§ What the task asks:
Starting from the line containing "Read all visible content and emit it as JSON.", give again every line through the end of the entries, word for word. Pictures stay out of the copy.

§ Task inputs:
-------
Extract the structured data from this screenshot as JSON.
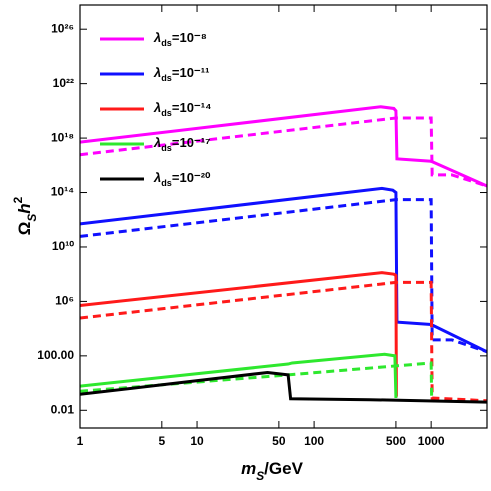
{
  "chart_data": {
    "type": "line",
    "x_label": "mS/GeV",
    "y_label": "ΩSh2",
    "log_x": true,
    "log_y": true,
    "legend": "upper left",
    "xlim": [
      1,
      3000
    ],
    "ylim": [
      0.0005,
      6e+27
    ],
    "xticks": [
      1,
      5,
      10,
      50,
      100,
      500,
      1000
    ],
    "yticks": [
      {
        "value": 0.01,
        "label": "0.01"
      },
      {
        "value": 100,
        "label": "100.00"
      },
      {
        "value": 1000000.0,
        "label": "10⁶"
      },
      {
        "value": 10000000000.0,
        "label": "10¹⁰"
      },
      {
        "value": 100000000000000.0,
        "label": "10¹⁴"
      },
      {
        "value": 1e+18,
        "label": "10¹⁸"
      },
      {
        "value": 1e+22,
        "label": "10²²"
      },
      {
        "value": 1e+26,
        "label": "10²⁶"
      }
    ],
    "series": [
      {
        "name": "λds=10⁻⁸",
        "color": "#ff00ff",
        "dashed": false,
        "x": [
          1,
          370,
          480,
          500,
          510,
          1000,
          3000
        ],
        "values": [
          5e+17,
          2e+20,
          1.5e+20,
          1e+20,
          3e+16,
          2e+16,
          300000000000000.0
        ]
      },
      {
        "color": "#ff00ff",
        "dashed": true,
        "x": [
          1,
          500,
          1000,
          1020,
          1500,
          3000
        ],
        "values": [
          6e+16,
          3e+19,
          3e+19,
          2000000000000000.0,
          2000000000000000.0,
          300000000000000.0
        ]
      },
      {
        "name": "λds=10⁻¹¹",
        "color": "#1010ff",
        "dashed": false,
        "x": [
          1,
          380,
          470,
          500,
          510,
          1000,
          3000
        ],
        "values": [
          500000000000.0,
          200000000000000.0,
          150000000000000.0,
          100000000000000.0,
          30000.0,
          20000.0,
          200
        ]
      },
      {
        "color": "#1010ff",
        "dashed": true,
        "x": [
          1,
          500,
          1000,
          1020,
          1500,
          3000
        ],
        "values": [
          60000000000.0,
          30000000000000.0,
          30000000000000.0,
          1500,
          1500,
          200
        ]
      },
      {
        "name": "λds=10⁻¹⁴",
        "color": "#ff1a1a",
        "dashed": false,
        "x": [
          1,
          380,
          480,
          500,
          505
        ],
        "values": [
          500000.0,
          130000000.0,
          100000000.0,
          80000000.0,
          0.1
        ]
      },
      {
        "color": "#ff1a1a",
        "dashed": true,
        "x": [
          1,
          500,
          1000,
          1020,
          3000
        ],
        "values": [
          60000.0,
          25000000.0,
          25000000.0,
          0.08,
          0.05
        ]
      },
      {
        "name": "λds=10⁻¹⁷",
        "color": "#2ee82e",
        "dashed": false,
        "x": [
          1,
          60,
          65,
          400,
          490,
          500
        ],
        "values": [
          0.6,
          25,
          30,
          130,
          100,
          0.08
        ]
      },
      {
        "color": "#2ee82e",
        "dashed": true,
        "x": [
          1,
          60,
          1000,
          1010
        ],
        "values": [
          0.25,
          4,
          30,
          0.07
        ]
      },
      {
        "name": "λds=10⁻²⁰",
        "color": "#000000",
        "dashed": false,
        "x": [
          1,
          40,
          60,
          63,
          300,
          3000
        ],
        "values": [
          0.15,
          6,
          4,
          0.07,
          0.06,
          0.04
        ]
      }
    ]
  }
}
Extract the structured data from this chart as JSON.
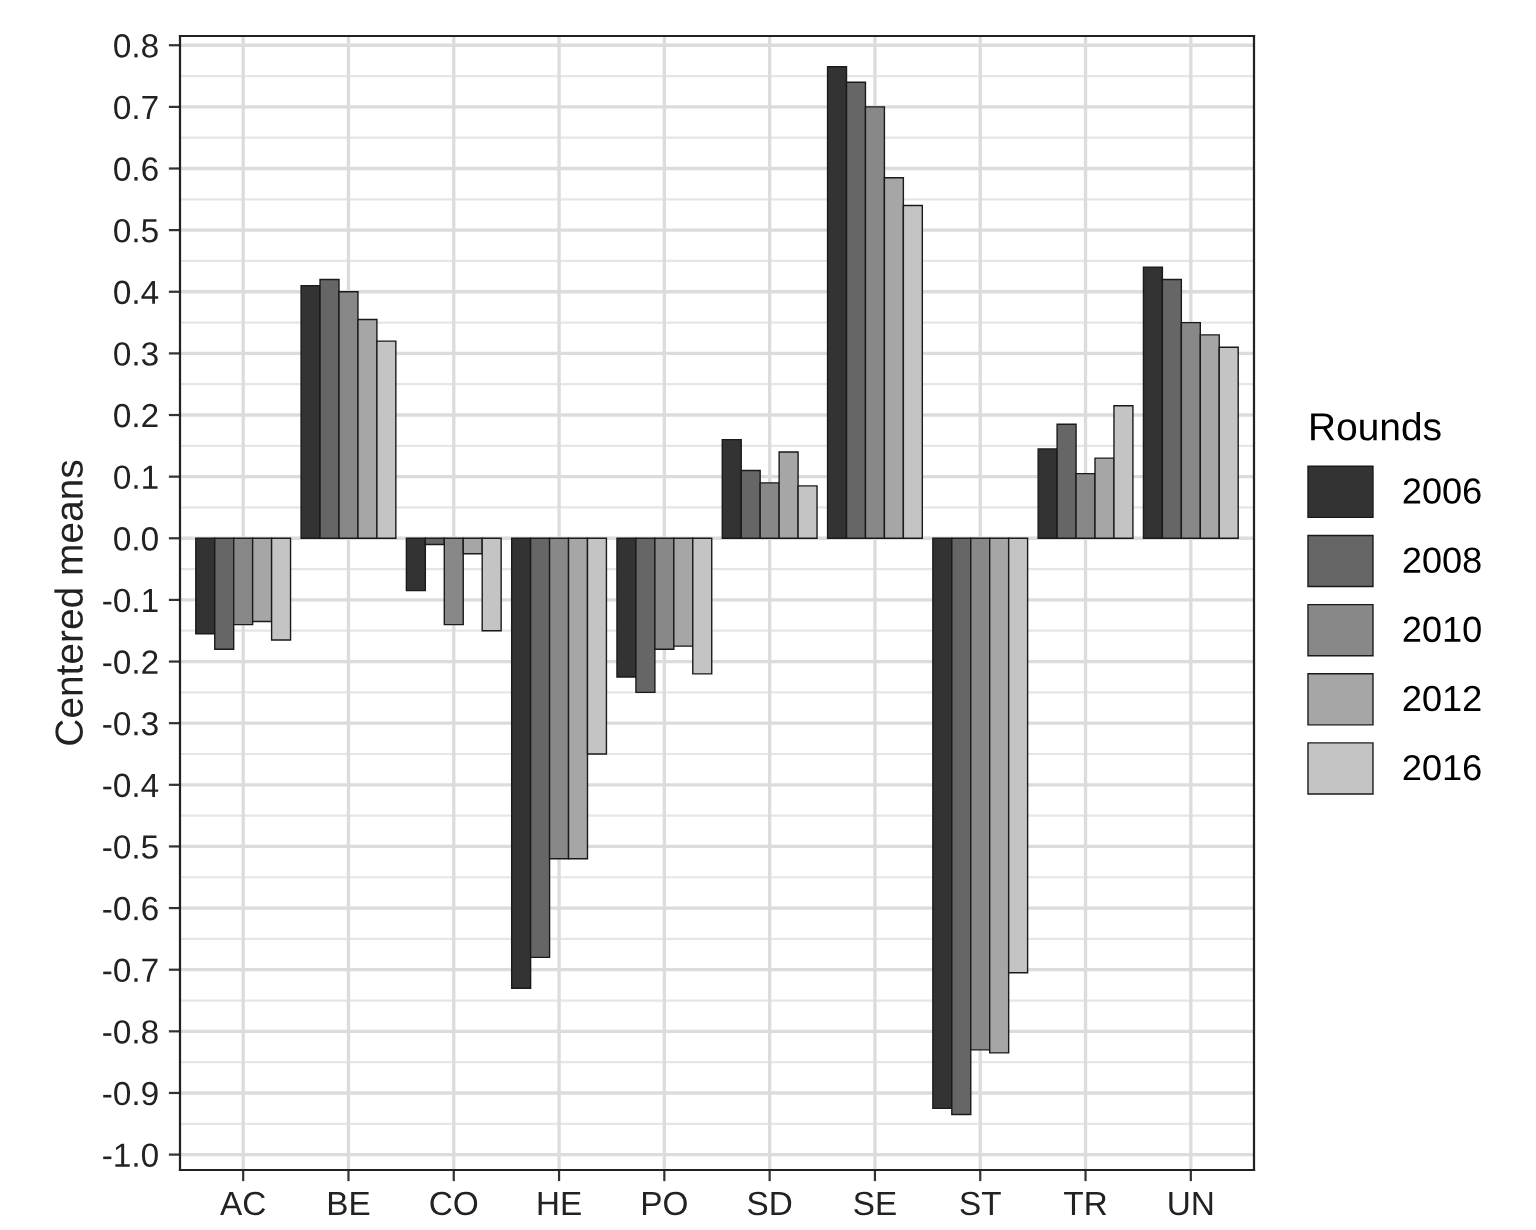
{
  "chart_data": {
    "type": "bar",
    "ylabel": "Centered means",
    "legend_title": "Rounds",
    "categories": [
      "AC",
      "BE",
      "CO",
      "HE",
      "PO",
      "SD",
      "SE",
      "ST",
      "TR",
      "UN"
    ],
    "series": [
      {
        "name": "2006",
        "color": "#333333",
        "values": [
          -0.155,
          0.41,
          -0.085,
          -0.73,
          -0.225,
          0.16,
          0.765,
          -0.925,
          0.145,
          0.44
        ]
      },
      {
        "name": "2008",
        "color": "#666666",
        "values": [
          -0.18,
          0.42,
          -0.01,
          -0.68,
          -0.25,
          0.11,
          0.74,
          -0.935,
          0.185,
          0.42
        ]
      },
      {
        "name": "2010",
        "color": "#888888",
        "values": [
          -0.14,
          0.4,
          -0.14,
          -0.52,
          -0.18,
          0.09,
          0.7,
          -0.83,
          0.105,
          0.35
        ]
      },
      {
        "name": "2012",
        "color": "#a6a6a6",
        "values": [
          -0.135,
          0.355,
          -0.025,
          -0.52,
          -0.175,
          0.14,
          0.585,
          -0.835,
          0.13,
          0.33
        ]
      },
      {
        "name": "2016",
        "color": "#c4c4c4",
        "values": [
          -0.165,
          0.32,
          -0.15,
          -0.35,
          -0.22,
          0.085,
          0.54,
          -0.705,
          0.215,
          0.31
        ]
      }
    ],
    "ylim": [
      -1.025,
      0.815
    ],
    "yticks": [
      {
        "value": 0.8,
        "label": "0.8"
      },
      {
        "value": 0.7,
        "label": "0.7"
      },
      {
        "value": 0.6,
        "label": "0.6"
      },
      {
        "value": 0.5,
        "label": "0.5"
      },
      {
        "value": 0.4,
        "label": "0.4"
      },
      {
        "value": 0.3,
        "label": "0.3"
      },
      {
        "value": 0.2,
        "label": "0.2"
      },
      {
        "value": 0.1,
        "label": "0.1"
      },
      {
        "value": 0,
        "label": "0.0"
      },
      {
        "value": -0.1,
        "label": "-0.1"
      },
      {
        "value": -0.2,
        "label": "-0.2"
      },
      {
        "value": -0.3,
        "label": "-0.3"
      },
      {
        "value": -0.4,
        "label": "-0.4"
      },
      {
        "value": -0.5,
        "label": "-0.5"
      },
      {
        "value": -0.6,
        "label": "-0.6"
      },
      {
        "value": -0.7,
        "label": "-0.7"
      },
      {
        "value": -0.8,
        "label": "-0.8"
      },
      {
        "value": -0.9,
        "label": "-0.9"
      },
      {
        "value": -1.0,
        "label": "-1.0"
      }
    ],
    "grid": true,
    "legend": "right"
  }
}
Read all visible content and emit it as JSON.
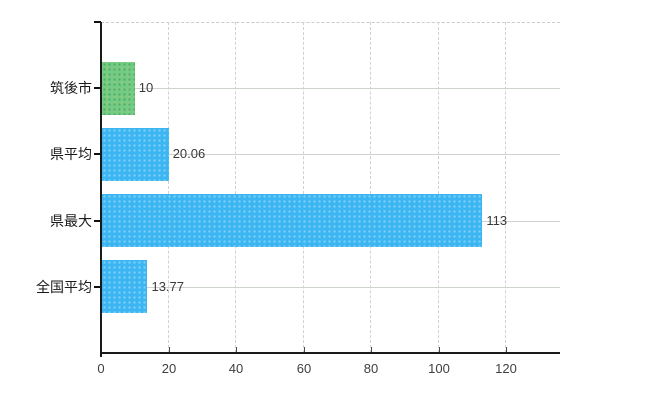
{
  "chart_data": {
    "type": "bar",
    "orientation": "horizontal",
    "title": "",
    "xlabel": "",
    "ylabel": "",
    "categories": [
      "筑後市",
      "県平均",
      "県最大",
      "全国平均"
    ],
    "values": [
      10,
      20.06,
      113,
      13.77
    ],
    "value_labels": [
      "10",
      "20.06",
      "113",
      "13.77"
    ],
    "bar_colors": [
      "#74cc84",
      "#3cb6f2",
      "#3cb6f2",
      "#3cb6f2"
    ],
    "x_tick_values": [
      0,
      20,
      40,
      60,
      80,
      100,
      120
    ],
    "x_tick_labels": [
      "0",
      "20",
      "40",
      "60",
      "80",
      "100",
      "120"
    ],
    "xlim": [
      0,
      136
    ],
    "grid": true,
    "legend": null
  },
  "colors": {
    "background": "#ffffff",
    "bar_green": "#74cc84",
    "bar_blue": "#3cb6f2",
    "axis": "#1a1a1a",
    "gridline_horizontal": "#ccd4cb",
    "gridline_vertical": "#d4cfd2",
    "plot_top_border": "#cfc9c9",
    "label_text": "#3a3a3a"
  }
}
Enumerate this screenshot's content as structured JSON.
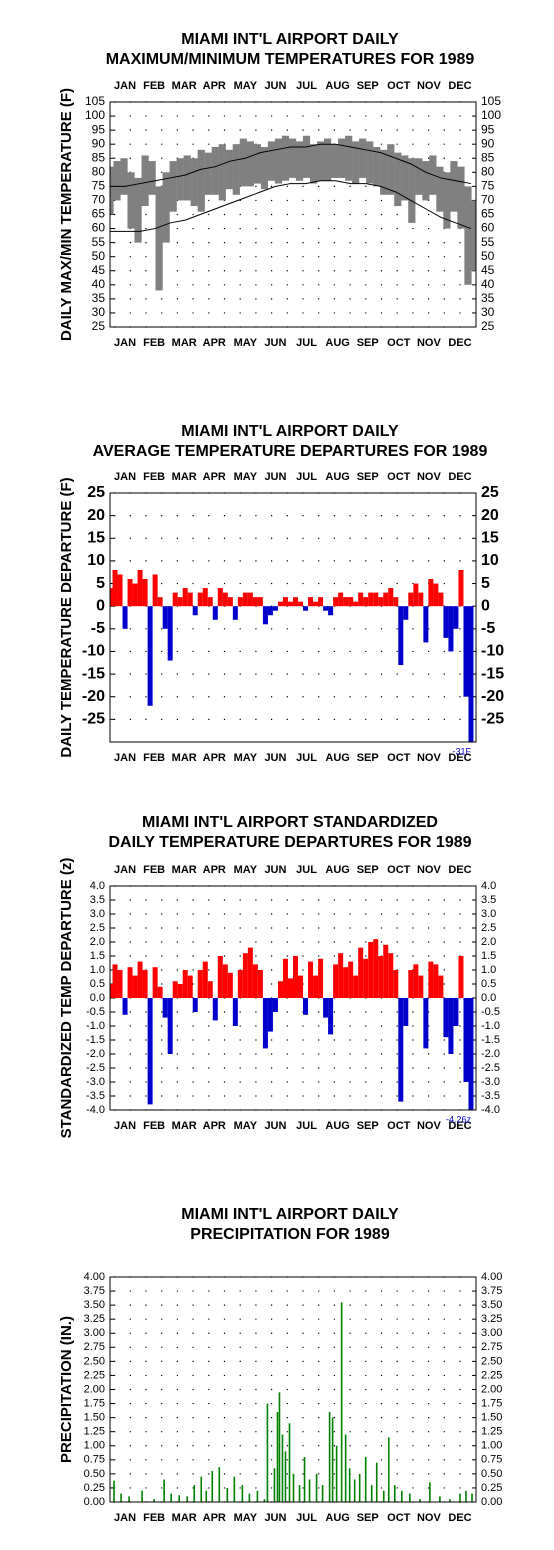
-------
§ Exercise answer:
Read all visible content and emit it as JSON.
{
  "chart_data": {
    "type": "bar",
    "orientation": "horizontal",
    "title": "",
    "xlabel": "",
    "ylabel": "",
    "categories": [
      "筑後市",
      "県平均",
      "県最大",
      "全国平均"
    ],
    "values": [
      10,
      20.06,
      113,
      13.77
    ],
    "value_labels": [
      "10",
      "20.06",
      "113",
      "13.77"
    ],
    "bar_colors": [
      "#74cc84",
      "#3cb6f2",
      "#3cb6f2",
      "#3cb6f2"
    ],
    "x_tick_values": [
      0,
      20,
      40,
      60,
      80,
      100,
      120
    ],
    "x_tick_labels": [
      "0",
      "20",
      "40",
      "60",
      "80",
      "100",
      "120"
    ],
    "xlim": [
      0,
      136
    ],
    "grid": true,
    "legend": null
  },
  "colors": {
    "background": "#ffffff",
    "bar_green": "#74cc84",
    "bar_blue": "#3cb6f2",
    "axis": "#1a1a1a",
    "gridline_horizontal": "#ccd4cb",
    "gridline_vertical": "#d4cfd2",
    "plot_top_border": "#cfc9c9",
    "label_text": "#3a3a3a"
  }
}
Enumerate this screenshot's content as structured JSON.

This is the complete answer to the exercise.